-- begin Records for processing --

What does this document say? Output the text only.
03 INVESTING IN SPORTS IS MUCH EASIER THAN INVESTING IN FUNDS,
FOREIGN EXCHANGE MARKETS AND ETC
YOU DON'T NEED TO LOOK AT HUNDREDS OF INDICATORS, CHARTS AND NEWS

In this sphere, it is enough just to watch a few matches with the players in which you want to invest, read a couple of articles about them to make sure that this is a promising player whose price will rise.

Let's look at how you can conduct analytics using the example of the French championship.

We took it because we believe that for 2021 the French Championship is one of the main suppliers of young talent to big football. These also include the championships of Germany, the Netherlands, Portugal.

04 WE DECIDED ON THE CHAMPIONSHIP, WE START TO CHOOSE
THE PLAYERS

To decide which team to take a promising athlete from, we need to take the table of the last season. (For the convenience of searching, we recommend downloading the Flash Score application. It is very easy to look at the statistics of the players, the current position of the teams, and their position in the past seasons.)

-- end Records for processing --

Write out the listing once more, matching it exactly.

* Answer:
What does this document say? Output the text only.
03 INVESTING IN SPORTS IS MUCH EASIER THAN INVESTING IN FUNDS,
FOREIGN EXCHANGE MARKETS AND ETC
YOU DON'T NEED TO LOOK AT HUNDREDS OF INDICATORS, CHARTS AND NEWS

In this sphere, it is enough just to watch a few matches with the players in which you want to invest, read a couple of articles about them to make sure that this is a promising player whose price will rise.

Let's look at how you can conduct analytics using the example of the French championship.

We took it because we believe that for 2021 the French Championship is one of the main suppliers of young talent to big football. These also include the championships of Germany, the Netherlands, Portugal.

04 WE DECIDED ON THE CHAMPIONSHIP, WE START TO CHOOSE
THE PLAYERS

To decide which team to take a promising athlete from, we need to take the table of the last season. (For the convenience of searching, we recommend downloading the Flash Score application. It is very easy to look at the statistics of the players, the current position of the teams, and their position in the past seasons.)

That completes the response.